**Problem:** Go through the material below and copy all lines with "axis".

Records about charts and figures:
# # # # # # #
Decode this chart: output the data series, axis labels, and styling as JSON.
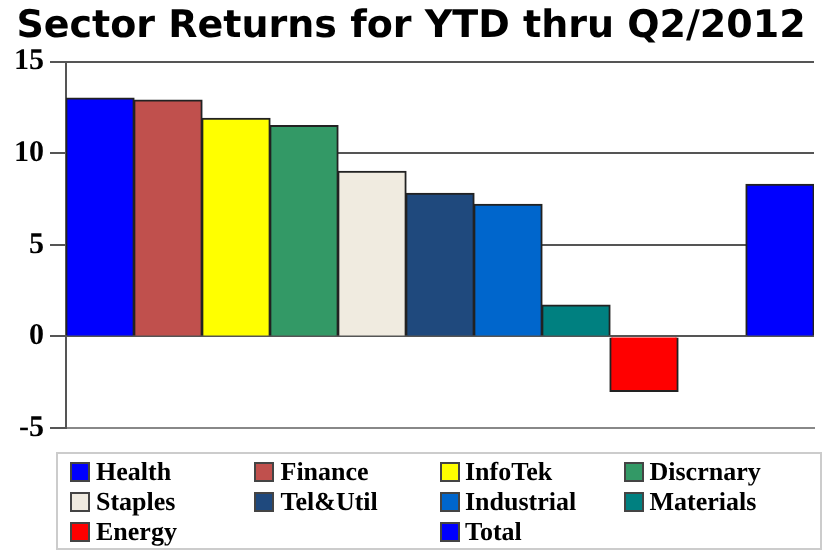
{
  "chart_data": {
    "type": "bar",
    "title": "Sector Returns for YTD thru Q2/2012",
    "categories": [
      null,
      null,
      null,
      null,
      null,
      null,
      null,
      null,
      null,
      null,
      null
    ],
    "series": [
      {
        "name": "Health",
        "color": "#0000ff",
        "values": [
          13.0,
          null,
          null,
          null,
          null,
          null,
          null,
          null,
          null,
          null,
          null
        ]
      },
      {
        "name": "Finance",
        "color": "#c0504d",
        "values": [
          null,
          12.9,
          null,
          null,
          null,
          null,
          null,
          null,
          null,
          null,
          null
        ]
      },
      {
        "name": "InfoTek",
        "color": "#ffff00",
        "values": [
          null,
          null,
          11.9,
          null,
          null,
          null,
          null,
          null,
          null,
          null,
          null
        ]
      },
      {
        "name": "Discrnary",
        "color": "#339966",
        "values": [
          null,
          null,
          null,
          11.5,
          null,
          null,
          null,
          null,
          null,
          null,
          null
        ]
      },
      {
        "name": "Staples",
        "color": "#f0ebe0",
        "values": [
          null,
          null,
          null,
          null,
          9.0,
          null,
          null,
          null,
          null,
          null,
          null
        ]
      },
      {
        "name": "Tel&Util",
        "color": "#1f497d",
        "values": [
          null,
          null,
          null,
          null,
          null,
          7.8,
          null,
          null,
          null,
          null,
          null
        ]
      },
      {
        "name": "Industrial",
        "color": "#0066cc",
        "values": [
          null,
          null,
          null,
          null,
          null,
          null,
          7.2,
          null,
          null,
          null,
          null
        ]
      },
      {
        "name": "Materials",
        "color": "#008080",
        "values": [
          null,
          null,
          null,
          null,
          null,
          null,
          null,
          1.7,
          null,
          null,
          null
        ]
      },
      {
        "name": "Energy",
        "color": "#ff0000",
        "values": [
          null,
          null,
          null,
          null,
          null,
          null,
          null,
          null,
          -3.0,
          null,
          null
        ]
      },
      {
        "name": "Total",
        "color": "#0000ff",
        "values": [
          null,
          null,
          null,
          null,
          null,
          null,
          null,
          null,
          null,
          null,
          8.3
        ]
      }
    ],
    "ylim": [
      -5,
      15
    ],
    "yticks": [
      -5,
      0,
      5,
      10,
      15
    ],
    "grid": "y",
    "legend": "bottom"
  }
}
# # # # # # #
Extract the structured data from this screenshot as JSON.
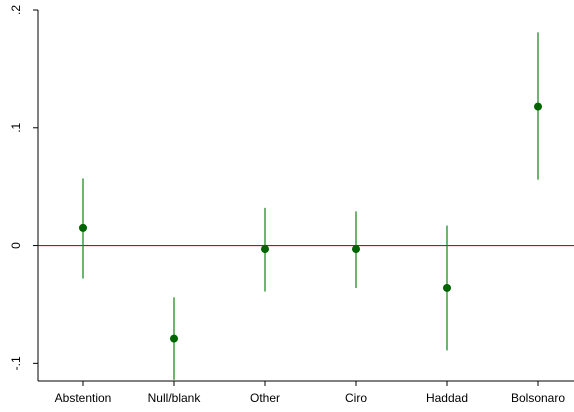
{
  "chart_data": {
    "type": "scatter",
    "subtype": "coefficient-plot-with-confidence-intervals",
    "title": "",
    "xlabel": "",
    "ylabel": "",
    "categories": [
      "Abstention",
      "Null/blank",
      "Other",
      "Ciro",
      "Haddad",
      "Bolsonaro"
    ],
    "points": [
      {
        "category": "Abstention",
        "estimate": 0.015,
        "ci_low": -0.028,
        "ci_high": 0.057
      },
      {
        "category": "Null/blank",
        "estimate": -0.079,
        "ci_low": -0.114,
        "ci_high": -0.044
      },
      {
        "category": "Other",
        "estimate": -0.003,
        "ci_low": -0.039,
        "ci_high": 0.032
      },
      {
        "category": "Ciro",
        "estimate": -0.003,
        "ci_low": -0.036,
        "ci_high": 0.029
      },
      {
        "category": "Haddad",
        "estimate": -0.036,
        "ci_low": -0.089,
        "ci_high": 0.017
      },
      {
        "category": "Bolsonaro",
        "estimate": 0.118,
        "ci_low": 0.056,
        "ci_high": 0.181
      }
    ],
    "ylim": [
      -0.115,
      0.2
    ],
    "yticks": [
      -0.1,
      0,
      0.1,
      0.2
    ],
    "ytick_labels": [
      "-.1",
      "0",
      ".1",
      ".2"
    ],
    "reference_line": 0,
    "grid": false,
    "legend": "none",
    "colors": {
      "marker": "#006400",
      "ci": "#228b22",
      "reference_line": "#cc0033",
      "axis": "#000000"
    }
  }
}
# # # # # # #
**Task response:**
Decode this chart: output the data series, axis labels, and styling as JSON.
      "axis": "#000000"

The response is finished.